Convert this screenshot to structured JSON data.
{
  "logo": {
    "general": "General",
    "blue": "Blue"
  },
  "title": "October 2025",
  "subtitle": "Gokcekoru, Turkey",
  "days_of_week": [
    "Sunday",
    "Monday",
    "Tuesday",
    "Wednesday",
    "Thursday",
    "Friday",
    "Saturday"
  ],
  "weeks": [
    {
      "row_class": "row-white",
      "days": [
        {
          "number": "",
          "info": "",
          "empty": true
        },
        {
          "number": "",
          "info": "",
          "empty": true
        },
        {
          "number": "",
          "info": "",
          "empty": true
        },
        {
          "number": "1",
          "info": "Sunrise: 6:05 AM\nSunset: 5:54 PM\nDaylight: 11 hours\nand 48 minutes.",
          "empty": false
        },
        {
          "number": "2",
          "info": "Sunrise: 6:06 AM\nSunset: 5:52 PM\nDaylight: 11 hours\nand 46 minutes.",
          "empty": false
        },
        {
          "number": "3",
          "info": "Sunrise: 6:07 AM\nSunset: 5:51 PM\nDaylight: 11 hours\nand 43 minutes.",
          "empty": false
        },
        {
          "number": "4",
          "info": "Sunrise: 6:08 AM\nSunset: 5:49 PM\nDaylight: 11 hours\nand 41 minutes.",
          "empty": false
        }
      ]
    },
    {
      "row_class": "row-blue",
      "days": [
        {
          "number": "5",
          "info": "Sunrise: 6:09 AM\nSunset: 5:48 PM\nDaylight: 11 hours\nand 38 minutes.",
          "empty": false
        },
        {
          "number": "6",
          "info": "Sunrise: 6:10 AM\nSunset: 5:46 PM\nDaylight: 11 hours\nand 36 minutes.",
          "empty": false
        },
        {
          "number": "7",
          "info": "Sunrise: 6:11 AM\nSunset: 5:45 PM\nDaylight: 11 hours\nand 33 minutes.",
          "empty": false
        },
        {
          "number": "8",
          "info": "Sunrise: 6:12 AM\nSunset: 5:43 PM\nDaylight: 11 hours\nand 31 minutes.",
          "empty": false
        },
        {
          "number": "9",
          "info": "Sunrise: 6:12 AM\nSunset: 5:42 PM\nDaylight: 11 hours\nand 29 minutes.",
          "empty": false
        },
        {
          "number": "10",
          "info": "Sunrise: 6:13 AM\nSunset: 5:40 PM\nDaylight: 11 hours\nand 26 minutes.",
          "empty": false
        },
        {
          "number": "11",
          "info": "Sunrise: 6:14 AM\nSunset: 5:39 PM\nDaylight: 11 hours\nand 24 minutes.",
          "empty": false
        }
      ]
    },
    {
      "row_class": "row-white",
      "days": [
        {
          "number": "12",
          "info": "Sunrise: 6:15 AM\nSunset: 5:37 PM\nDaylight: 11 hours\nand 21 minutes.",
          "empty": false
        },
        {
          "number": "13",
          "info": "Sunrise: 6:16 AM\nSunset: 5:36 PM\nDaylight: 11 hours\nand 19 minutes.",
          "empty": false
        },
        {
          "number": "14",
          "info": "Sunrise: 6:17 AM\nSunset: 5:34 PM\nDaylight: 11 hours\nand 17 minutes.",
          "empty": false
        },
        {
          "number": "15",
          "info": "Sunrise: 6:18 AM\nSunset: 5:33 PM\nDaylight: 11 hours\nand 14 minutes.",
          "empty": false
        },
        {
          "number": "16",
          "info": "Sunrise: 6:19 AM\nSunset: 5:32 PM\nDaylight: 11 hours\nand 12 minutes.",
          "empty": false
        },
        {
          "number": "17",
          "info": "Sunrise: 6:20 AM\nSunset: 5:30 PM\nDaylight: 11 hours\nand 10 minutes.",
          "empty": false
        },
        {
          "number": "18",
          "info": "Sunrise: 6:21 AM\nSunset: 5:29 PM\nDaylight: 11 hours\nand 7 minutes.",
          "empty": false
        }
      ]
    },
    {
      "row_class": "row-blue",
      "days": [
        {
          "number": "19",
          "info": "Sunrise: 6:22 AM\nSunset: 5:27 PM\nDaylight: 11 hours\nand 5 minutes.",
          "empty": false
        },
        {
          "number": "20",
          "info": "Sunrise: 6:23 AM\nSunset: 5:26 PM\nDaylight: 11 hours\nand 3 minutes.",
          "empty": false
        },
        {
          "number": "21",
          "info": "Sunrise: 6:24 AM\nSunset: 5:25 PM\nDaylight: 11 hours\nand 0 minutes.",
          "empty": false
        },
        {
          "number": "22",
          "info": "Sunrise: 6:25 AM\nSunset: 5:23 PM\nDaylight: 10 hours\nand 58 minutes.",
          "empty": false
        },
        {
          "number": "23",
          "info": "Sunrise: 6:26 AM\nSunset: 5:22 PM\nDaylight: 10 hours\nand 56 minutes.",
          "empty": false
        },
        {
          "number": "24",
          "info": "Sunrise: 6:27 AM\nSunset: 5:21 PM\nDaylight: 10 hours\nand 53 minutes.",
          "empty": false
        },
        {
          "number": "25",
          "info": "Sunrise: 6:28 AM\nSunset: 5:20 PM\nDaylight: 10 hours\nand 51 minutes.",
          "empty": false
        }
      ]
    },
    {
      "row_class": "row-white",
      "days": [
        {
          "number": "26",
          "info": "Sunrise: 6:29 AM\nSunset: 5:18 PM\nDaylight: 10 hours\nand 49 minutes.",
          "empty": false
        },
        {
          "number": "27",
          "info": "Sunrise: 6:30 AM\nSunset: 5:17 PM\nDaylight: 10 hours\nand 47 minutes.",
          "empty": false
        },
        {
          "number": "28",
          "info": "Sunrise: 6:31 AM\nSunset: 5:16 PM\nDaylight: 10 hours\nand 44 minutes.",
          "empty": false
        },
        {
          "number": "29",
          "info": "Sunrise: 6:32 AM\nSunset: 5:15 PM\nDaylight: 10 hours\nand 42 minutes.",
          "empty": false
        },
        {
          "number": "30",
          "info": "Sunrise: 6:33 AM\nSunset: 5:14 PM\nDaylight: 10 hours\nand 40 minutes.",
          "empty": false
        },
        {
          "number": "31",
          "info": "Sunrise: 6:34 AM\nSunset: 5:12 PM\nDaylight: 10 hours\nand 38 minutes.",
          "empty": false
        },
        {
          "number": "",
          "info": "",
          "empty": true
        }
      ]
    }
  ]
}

INSTRUCTIONS TO FOLLOW: Quote each line of the listing above exactly.

CORRECT ANSWER:
Convert this screenshot to structured JSON data.
{
  "logo": {
    "general": "General",
    "blue": "Blue"
  },
  "title": "October 2025",
  "subtitle": "Gokcekoru, Turkey",
  "days_of_week": [
    "Sunday",
    "Monday",
    "Tuesday",
    "Wednesday",
    "Thursday",
    "Friday",
    "Saturday"
  ],
  "weeks": [
    {
      "row_class": "row-white",
      "days": [
        {
          "number": "",
          "info": "",
          "empty": true
        },
        {
          "number": "",
          "info": "",
          "empty": true
        },
        {
          "number": "",
          "info": "",
          "empty": true
        },
        {
          "number": "1",
          "info": "Sunrise: 6:05 AM\nSunset: 5:54 PM\nDaylight: 11 hours\nand 48 minutes.",
          "empty": false
        },
        {
          "number": "2",
          "info": "Sunrise: 6:06 AM\nSunset: 5:52 PM\nDaylight: 11 hours\nand 46 minutes.",
          "empty": false
        },
        {
          "number": "3",
          "info": "Sunrise: 6:07 AM\nSunset: 5:51 PM\nDaylight: 11 hours\nand 43 minutes.",
          "empty": false
        },
        {
          "number": "4",
          "info": "Sunrise: 6:08 AM\nSunset: 5:49 PM\nDaylight: 11 hours\nand 41 minutes.",
          "empty": false
        }
      ]
    },
    {
      "row_class": "row-blue",
      "days": [
        {
          "number": "5",
          "info": "Sunrise: 6:09 AM\nSunset: 5:48 PM\nDaylight: 11 hours\nand 38 minutes.",
          "empty": false
        },
        {
          "number": "6",
          "info": "Sunrise: 6:10 AM\nSunset: 5:46 PM\nDaylight: 11 hours\nand 36 minutes.",
          "empty": false
        },
        {
          "number": "7",
          "info": "Sunrise: 6:11 AM\nSunset: 5:45 PM\nDaylight: 11 hours\nand 33 minutes.",
          "empty": false
        },
        {
          "number": "8",
          "info": "Sunrise: 6:12 AM\nSunset: 5:43 PM\nDaylight: 11 hours\nand 31 minutes.",
          "empty": false
        },
        {
          "number": "9",
          "info": "Sunrise: 6:12 AM\nSunset: 5:42 PM\nDaylight: 11 hours\nand 29 minutes.",
          "empty": false
        },
        {
          "number": "10",
          "info": "Sunrise: 6:13 AM\nSunset: 5:40 PM\nDaylight: 11 hours\nand 26 minutes.",
          "empty": false
        },
        {
          "number": "11",
          "info": "Sunrise: 6:14 AM\nSunset: 5:39 PM\nDaylight: 11 hours\nand 24 minutes.",
          "empty": false
        }
      ]
    },
    {
      "row_class": "row-white",
      "days": [
        {
          "number": "12",
          "info": "Sunrise: 6:15 AM\nSunset: 5:37 PM\nDaylight: 11 hours\nand 21 minutes.",
          "empty": false
        },
        {
          "number": "13",
          "info": "Sunrise: 6:16 AM\nSunset: 5:36 PM\nDaylight: 11 hours\nand 19 minutes.",
          "empty": false
        },
        {
          "number": "14",
          "info": "Sunrise: 6:17 AM\nSunset: 5:34 PM\nDaylight: 11 hours\nand 17 minutes.",
          "empty": false
        },
        {
          "number": "15",
          "info": "Sunrise: 6:18 AM\nSunset: 5:33 PM\nDaylight: 11 hours\nand 14 minutes.",
          "empty": false
        },
        {
          "number": "16",
          "info": "Sunrise: 6:19 AM\nSunset: 5:32 PM\nDaylight: 11 hours\nand 12 minutes.",
          "empty": false
        },
        {
          "number": "17",
          "info": "Sunrise: 6:20 AM\nSunset: 5:30 PM\nDaylight: 11 hours\nand 10 minutes.",
          "empty": false
        },
        {
          "number": "18",
          "info": "Sunrise: 6:21 AM\nSunset: 5:29 PM\nDaylight: 11 hours\nand 7 minutes.",
          "empty": false
        }
      ]
    },
    {
      "row_class": "row-blue",
      "days": [
        {
          "number": "19",
          "info": "Sunrise: 6:22 AM\nSunset: 5:27 PM\nDaylight: 11 hours\nand 5 minutes.",
          "empty": false
        },
        {
          "number": "20",
          "info": "Sunrise: 6:23 AM\nSunset: 5:26 PM\nDaylight: 11 hours\nand 3 minutes.",
          "empty": false
        },
        {
          "number": "21",
          "info": "Sunrise: 6:24 AM\nSunset: 5:25 PM\nDaylight: 11 hours\nand 0 minutes.",
          "empty": false
        },
        {
          "number": "22",
          "info": "Sunrise: 6:25 AM\nSunset: 5:23 PM\nDaylight: 10 hours\nand 58 minutes.",
          "empty": false
        },
        {
          "number": "23",
          "info": "Sunrise: 6:26 AM\nSunset: 5:22 PM\nDaylight: 10 hours\nand 56 minutes.",
          "empty": false
        },
        {
          "number": "24",
          "info": "Sunrise: 6:27 AM\nSunset: 5:21 PM\nDaylight: 10 hours\nand 53 minutes.",
          "empty": false
        },
        {
          "number": "25",
          "info": "Sunrise: 6:28 AM\nSunset: 5:20 PM\nDaylight: 10 hours\nand 51 minutes.",
          "empty": false
        }
      ]
    },
    {
      "row_class": "row-white",
      "days": [
        {
          "number": "26",
          "info": "Sunrise: 6:29 AM\nSunset: 5:18 PM\nDaylight: 10 hours\nand 49 minutes.",
          "empty": false
        },
        {
          "number": "27",
          "info": "Sunrise: 6:30 AM\nSunset: 5:17 PM\nDaylight: 10 hours\nand 47 minutes.",
          "empty": false
        },
        {
          "number": "28",
          "info": "Sunrise: 6:31 AM\nSunset: 5:16 PM\nDaylight: 10 hours\nand 44 minutes.",
          "empty": false
        },
        {
          "number": "29",
          "info": "Sunrise: 6:32 AM\nSunset: 5:15 PM\nDaylight: 10 hours\nand 42 minutes.",
          "empty": false
        },
        {
          "number": "30",
          "info": "Sunrise: 6:33 AM\nSunset: 5:14 PM\nDaylight: 10 hours\nand 40 minutes.",
          "empty": false
        },
        {
          "number": "31",
          "info": "Sunrise: 6:34 AM\nSunset: 5:12 PM\nDaylight: 10 hours\nand 38 minutes.",
          "empty": false
        },
        {
          "number": "",
          "info": "",
          "empty": true
        }
      ]
    }
  ]
}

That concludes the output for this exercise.